*** Opening of Supplied records ***
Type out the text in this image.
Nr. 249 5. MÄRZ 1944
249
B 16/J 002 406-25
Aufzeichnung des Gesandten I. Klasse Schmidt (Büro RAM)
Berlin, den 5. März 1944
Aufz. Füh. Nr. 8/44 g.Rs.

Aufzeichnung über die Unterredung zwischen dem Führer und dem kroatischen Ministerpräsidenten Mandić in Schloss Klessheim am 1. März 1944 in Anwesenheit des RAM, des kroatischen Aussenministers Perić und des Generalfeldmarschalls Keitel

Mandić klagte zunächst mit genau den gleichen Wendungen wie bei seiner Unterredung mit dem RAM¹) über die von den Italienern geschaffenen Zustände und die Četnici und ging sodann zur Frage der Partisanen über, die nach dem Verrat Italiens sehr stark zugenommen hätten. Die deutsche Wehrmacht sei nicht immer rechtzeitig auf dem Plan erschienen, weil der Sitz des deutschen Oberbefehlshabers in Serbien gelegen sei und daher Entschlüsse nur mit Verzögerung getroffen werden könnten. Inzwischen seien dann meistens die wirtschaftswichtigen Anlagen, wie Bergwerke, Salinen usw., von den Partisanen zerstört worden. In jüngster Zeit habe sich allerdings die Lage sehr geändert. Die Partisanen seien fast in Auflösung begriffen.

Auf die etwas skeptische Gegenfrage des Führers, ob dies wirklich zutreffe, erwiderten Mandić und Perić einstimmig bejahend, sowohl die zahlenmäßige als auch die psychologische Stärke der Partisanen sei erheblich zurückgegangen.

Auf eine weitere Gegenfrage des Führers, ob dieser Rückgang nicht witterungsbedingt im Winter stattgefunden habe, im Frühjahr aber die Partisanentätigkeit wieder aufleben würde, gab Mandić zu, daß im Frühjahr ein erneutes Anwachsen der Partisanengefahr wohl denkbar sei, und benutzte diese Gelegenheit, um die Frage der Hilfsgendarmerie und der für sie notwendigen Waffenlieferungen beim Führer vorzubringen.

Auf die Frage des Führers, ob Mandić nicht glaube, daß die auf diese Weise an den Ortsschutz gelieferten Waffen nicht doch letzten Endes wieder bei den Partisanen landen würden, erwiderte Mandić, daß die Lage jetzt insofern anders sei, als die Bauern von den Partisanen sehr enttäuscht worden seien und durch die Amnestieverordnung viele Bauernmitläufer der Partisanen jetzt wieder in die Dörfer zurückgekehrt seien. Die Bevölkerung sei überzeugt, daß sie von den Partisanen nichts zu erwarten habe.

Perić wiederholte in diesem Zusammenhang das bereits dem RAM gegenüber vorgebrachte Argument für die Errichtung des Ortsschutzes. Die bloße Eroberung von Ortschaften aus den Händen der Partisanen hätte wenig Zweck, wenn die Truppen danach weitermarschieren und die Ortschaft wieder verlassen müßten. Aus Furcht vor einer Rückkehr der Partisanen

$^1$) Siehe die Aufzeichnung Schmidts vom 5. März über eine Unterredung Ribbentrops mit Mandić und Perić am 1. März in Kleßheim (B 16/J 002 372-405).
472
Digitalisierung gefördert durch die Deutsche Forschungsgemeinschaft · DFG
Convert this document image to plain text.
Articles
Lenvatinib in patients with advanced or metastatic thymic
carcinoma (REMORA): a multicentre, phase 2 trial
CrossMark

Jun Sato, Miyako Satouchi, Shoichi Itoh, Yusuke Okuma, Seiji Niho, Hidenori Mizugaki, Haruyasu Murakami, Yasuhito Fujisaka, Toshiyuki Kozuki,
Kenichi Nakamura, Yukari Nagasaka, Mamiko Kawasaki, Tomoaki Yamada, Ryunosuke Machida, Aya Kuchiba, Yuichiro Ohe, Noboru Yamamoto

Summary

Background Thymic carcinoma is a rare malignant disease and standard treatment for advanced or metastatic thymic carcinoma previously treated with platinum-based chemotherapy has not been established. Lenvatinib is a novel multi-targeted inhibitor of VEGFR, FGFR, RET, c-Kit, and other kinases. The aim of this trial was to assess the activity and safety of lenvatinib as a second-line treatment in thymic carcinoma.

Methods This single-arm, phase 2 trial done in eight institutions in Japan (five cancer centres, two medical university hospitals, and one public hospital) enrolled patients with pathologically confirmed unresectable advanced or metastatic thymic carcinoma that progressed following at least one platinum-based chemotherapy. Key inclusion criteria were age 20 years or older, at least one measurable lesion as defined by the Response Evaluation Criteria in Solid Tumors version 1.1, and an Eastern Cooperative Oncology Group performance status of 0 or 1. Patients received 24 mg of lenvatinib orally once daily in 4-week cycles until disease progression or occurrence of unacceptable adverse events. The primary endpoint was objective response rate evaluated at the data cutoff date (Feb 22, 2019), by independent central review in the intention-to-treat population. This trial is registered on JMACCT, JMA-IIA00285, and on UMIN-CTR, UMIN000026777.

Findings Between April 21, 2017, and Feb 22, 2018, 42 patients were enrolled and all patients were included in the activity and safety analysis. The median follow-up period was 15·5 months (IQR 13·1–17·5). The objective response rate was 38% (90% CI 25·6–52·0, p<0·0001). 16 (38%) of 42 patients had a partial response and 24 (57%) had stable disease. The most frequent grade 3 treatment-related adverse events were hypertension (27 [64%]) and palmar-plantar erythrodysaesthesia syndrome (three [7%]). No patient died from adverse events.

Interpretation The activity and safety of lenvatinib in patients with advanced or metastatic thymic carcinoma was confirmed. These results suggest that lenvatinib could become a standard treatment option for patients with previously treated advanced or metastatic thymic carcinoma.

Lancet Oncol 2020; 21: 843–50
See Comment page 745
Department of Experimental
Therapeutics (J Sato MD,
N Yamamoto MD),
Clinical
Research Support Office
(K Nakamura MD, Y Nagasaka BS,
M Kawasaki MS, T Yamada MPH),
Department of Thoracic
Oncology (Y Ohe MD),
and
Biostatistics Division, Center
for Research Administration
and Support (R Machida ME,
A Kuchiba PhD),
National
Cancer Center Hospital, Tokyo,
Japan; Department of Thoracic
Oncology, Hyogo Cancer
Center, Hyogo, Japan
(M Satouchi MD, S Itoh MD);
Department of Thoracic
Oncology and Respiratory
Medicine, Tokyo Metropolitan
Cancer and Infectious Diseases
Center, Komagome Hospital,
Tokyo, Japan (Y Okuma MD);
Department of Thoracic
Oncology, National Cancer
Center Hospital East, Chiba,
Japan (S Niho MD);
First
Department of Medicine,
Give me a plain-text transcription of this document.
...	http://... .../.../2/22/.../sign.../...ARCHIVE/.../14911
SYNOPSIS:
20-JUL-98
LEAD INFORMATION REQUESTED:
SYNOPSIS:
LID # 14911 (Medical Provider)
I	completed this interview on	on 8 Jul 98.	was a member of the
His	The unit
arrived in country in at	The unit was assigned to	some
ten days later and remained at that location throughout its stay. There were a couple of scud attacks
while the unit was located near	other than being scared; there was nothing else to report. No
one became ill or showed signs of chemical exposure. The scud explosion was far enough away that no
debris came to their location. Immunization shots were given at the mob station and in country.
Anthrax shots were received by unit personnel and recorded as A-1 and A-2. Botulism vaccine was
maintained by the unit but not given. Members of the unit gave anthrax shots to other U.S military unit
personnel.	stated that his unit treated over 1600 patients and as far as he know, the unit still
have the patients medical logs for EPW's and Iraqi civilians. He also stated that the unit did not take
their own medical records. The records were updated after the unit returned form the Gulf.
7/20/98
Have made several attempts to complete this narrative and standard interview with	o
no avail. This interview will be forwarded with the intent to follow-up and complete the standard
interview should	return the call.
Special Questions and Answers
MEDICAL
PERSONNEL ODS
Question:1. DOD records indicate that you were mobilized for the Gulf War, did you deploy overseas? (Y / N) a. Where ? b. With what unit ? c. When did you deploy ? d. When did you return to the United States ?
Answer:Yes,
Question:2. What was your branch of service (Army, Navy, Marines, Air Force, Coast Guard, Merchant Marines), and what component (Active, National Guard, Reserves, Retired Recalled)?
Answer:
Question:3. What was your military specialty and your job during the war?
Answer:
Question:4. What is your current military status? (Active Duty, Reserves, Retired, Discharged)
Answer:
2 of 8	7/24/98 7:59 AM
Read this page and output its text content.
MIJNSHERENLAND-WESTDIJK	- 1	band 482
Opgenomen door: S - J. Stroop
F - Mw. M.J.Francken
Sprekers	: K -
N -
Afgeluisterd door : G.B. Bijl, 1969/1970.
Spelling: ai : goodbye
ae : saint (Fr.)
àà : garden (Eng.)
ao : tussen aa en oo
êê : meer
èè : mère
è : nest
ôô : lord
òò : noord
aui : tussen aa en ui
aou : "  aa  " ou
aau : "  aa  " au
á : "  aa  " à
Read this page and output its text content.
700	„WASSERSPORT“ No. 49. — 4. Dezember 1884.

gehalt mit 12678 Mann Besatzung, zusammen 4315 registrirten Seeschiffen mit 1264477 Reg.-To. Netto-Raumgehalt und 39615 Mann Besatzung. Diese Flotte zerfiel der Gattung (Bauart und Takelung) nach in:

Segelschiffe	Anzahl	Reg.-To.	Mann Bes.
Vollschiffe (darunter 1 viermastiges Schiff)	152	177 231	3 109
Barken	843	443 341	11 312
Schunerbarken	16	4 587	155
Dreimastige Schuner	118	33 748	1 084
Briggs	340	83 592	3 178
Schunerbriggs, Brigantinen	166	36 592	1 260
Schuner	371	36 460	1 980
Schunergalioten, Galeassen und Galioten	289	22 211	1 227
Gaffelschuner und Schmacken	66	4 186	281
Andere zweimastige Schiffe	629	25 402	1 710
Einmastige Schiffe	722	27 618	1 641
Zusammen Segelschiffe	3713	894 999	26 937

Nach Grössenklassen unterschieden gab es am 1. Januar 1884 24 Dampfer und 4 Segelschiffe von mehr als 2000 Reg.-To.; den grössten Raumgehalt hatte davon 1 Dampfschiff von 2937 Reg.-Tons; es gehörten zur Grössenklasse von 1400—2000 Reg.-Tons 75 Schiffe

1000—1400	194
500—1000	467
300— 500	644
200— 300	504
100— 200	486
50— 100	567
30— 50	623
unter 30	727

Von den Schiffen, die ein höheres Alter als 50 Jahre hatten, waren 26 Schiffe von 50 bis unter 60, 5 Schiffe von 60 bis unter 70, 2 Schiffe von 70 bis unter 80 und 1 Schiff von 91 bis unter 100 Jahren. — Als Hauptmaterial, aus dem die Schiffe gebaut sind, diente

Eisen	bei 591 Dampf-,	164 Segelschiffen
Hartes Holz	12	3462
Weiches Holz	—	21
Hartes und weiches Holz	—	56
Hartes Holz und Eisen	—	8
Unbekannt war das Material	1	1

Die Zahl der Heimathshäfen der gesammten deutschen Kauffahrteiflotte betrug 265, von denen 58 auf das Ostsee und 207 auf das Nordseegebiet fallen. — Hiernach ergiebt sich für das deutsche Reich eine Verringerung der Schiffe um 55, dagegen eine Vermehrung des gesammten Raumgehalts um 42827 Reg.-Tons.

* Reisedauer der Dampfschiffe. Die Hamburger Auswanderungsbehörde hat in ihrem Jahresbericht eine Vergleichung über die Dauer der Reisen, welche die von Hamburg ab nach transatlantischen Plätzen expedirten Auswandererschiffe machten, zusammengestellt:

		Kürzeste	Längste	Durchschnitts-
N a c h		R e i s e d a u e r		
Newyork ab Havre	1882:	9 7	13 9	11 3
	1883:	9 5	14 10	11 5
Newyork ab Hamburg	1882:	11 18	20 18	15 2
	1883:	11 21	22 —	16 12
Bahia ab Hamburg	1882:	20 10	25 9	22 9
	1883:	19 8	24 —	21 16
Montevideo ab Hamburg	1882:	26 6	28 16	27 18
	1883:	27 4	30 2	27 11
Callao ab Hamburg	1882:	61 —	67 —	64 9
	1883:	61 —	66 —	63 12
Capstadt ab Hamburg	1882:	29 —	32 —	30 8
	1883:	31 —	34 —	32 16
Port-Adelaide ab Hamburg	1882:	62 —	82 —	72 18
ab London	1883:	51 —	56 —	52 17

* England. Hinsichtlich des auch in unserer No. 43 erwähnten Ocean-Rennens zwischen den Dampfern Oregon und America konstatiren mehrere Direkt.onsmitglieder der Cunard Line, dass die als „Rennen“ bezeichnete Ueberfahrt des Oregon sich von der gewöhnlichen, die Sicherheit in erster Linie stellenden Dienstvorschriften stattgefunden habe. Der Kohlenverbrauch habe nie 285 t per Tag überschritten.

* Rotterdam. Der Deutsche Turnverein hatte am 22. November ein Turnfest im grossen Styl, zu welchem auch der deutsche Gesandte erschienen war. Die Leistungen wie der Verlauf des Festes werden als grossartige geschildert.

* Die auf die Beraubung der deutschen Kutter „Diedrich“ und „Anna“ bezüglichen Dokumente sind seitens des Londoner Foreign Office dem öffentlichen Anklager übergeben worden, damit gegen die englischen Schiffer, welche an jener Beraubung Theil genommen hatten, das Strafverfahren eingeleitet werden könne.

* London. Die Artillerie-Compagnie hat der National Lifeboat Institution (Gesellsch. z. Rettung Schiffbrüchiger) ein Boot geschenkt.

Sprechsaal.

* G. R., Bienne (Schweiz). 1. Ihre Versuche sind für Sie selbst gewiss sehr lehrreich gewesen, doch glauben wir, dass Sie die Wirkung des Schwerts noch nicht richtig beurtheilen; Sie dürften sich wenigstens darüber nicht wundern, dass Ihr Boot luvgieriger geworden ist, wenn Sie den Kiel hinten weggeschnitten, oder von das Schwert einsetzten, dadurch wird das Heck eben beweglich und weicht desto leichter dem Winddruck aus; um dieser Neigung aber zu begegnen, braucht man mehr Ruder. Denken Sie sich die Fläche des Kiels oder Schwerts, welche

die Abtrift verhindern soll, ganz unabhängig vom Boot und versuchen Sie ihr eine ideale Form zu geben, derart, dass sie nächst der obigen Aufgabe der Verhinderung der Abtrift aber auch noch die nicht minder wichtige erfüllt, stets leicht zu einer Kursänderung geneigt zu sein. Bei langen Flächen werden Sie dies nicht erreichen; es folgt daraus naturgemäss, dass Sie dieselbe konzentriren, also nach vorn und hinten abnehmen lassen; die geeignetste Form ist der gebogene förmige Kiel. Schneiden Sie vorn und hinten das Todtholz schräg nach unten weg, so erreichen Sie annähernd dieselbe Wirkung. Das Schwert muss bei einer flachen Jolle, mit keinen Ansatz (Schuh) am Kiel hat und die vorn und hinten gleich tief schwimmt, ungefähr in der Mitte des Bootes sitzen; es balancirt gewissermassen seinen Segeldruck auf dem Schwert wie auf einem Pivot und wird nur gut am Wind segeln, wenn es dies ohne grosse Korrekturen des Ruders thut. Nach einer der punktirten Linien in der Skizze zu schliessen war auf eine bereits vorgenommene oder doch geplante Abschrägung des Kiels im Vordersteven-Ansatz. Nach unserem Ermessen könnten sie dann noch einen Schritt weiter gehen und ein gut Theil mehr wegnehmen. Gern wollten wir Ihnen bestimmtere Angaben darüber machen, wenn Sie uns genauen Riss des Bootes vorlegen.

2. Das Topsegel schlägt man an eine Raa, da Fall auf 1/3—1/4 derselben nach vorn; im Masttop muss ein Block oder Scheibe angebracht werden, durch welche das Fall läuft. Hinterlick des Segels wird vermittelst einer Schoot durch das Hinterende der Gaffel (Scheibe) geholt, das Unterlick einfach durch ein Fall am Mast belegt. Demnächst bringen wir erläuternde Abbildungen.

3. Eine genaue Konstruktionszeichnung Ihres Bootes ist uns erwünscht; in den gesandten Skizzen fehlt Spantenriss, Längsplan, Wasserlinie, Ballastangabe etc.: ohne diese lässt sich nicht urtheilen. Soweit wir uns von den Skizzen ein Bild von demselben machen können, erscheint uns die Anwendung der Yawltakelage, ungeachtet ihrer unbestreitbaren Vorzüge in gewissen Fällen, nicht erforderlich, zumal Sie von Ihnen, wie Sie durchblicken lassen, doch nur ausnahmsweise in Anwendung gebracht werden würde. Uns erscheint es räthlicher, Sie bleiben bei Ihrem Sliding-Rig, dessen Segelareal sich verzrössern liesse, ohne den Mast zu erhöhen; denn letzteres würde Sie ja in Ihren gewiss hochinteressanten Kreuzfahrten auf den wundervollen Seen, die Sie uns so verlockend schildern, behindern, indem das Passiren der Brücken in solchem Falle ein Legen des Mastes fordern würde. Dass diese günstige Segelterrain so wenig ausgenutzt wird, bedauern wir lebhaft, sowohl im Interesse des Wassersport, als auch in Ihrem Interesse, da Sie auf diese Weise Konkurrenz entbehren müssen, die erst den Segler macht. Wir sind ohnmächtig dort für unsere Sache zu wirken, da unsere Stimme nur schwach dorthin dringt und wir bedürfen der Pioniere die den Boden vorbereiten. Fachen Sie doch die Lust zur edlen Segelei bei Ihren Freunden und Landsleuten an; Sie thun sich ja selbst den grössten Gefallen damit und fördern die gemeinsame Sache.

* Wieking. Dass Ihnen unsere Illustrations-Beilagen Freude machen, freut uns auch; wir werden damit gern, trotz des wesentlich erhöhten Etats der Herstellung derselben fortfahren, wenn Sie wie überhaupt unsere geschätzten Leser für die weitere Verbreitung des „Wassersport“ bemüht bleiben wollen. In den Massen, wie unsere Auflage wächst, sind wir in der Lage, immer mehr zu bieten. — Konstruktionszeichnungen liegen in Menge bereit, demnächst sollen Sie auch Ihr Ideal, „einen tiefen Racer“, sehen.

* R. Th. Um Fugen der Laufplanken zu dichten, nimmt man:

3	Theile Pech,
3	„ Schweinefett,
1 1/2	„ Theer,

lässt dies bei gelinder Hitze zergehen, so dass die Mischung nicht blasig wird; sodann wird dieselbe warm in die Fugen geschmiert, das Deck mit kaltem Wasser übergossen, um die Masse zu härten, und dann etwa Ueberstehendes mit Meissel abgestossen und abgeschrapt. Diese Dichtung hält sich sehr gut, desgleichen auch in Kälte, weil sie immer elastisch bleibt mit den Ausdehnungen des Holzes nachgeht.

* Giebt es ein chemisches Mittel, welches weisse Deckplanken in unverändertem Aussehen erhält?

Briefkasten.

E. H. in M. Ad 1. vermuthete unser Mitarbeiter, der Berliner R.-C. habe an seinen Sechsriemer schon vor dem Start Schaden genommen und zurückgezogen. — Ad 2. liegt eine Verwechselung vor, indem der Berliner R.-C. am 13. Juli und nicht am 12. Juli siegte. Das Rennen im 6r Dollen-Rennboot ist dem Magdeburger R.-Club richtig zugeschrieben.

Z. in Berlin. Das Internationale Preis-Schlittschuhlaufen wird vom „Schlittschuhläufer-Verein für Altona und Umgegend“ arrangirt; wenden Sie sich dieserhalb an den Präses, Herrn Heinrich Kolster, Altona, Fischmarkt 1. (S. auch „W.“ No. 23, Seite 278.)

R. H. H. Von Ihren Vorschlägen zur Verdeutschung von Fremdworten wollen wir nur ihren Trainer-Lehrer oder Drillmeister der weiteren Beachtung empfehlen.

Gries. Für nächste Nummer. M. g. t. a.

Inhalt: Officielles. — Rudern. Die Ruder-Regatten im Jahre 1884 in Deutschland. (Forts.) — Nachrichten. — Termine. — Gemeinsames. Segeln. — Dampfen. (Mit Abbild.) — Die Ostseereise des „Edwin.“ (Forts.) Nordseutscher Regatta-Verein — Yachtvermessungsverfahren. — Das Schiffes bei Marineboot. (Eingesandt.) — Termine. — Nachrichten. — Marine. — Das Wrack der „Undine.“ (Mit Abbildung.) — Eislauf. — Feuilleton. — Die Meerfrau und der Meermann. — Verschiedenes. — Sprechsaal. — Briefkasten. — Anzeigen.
*** Close of Supplied records ***
What this task involves — Pull each line containing "country" from the records.

Exercise response —
arrived in country in at	The unit was assigned to	some
debris came to their location. Immunization shots were given at the mob station and in country.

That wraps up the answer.